::: DATA PROVIDED

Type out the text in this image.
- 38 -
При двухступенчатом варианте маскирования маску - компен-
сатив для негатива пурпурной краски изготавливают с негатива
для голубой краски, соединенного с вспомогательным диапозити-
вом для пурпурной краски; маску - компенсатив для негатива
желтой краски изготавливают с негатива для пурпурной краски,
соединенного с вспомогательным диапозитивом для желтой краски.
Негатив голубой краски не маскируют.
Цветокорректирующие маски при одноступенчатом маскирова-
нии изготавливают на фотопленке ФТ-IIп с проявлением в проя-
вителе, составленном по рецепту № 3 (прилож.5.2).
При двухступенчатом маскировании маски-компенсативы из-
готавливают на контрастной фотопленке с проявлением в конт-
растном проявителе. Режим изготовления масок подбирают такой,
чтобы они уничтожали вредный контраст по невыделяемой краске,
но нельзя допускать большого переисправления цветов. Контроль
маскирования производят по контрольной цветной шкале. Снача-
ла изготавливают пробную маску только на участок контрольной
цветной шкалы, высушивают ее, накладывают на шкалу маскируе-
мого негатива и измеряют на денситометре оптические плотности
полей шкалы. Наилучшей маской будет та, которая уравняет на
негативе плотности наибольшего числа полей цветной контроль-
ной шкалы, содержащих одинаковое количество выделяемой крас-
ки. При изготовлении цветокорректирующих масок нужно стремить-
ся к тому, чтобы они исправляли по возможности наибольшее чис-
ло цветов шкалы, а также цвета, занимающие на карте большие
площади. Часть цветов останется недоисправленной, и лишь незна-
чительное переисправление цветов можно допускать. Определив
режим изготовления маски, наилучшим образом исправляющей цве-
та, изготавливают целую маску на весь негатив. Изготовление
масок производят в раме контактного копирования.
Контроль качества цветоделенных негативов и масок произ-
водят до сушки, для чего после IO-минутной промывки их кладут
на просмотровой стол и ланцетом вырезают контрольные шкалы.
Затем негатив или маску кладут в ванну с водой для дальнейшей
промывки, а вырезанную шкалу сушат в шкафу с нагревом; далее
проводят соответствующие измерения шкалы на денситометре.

::::::

How many lines of the listing above include the word "шкалы"? State the number and nothing else.

### RESPONSE TO THIS EXERCISE
6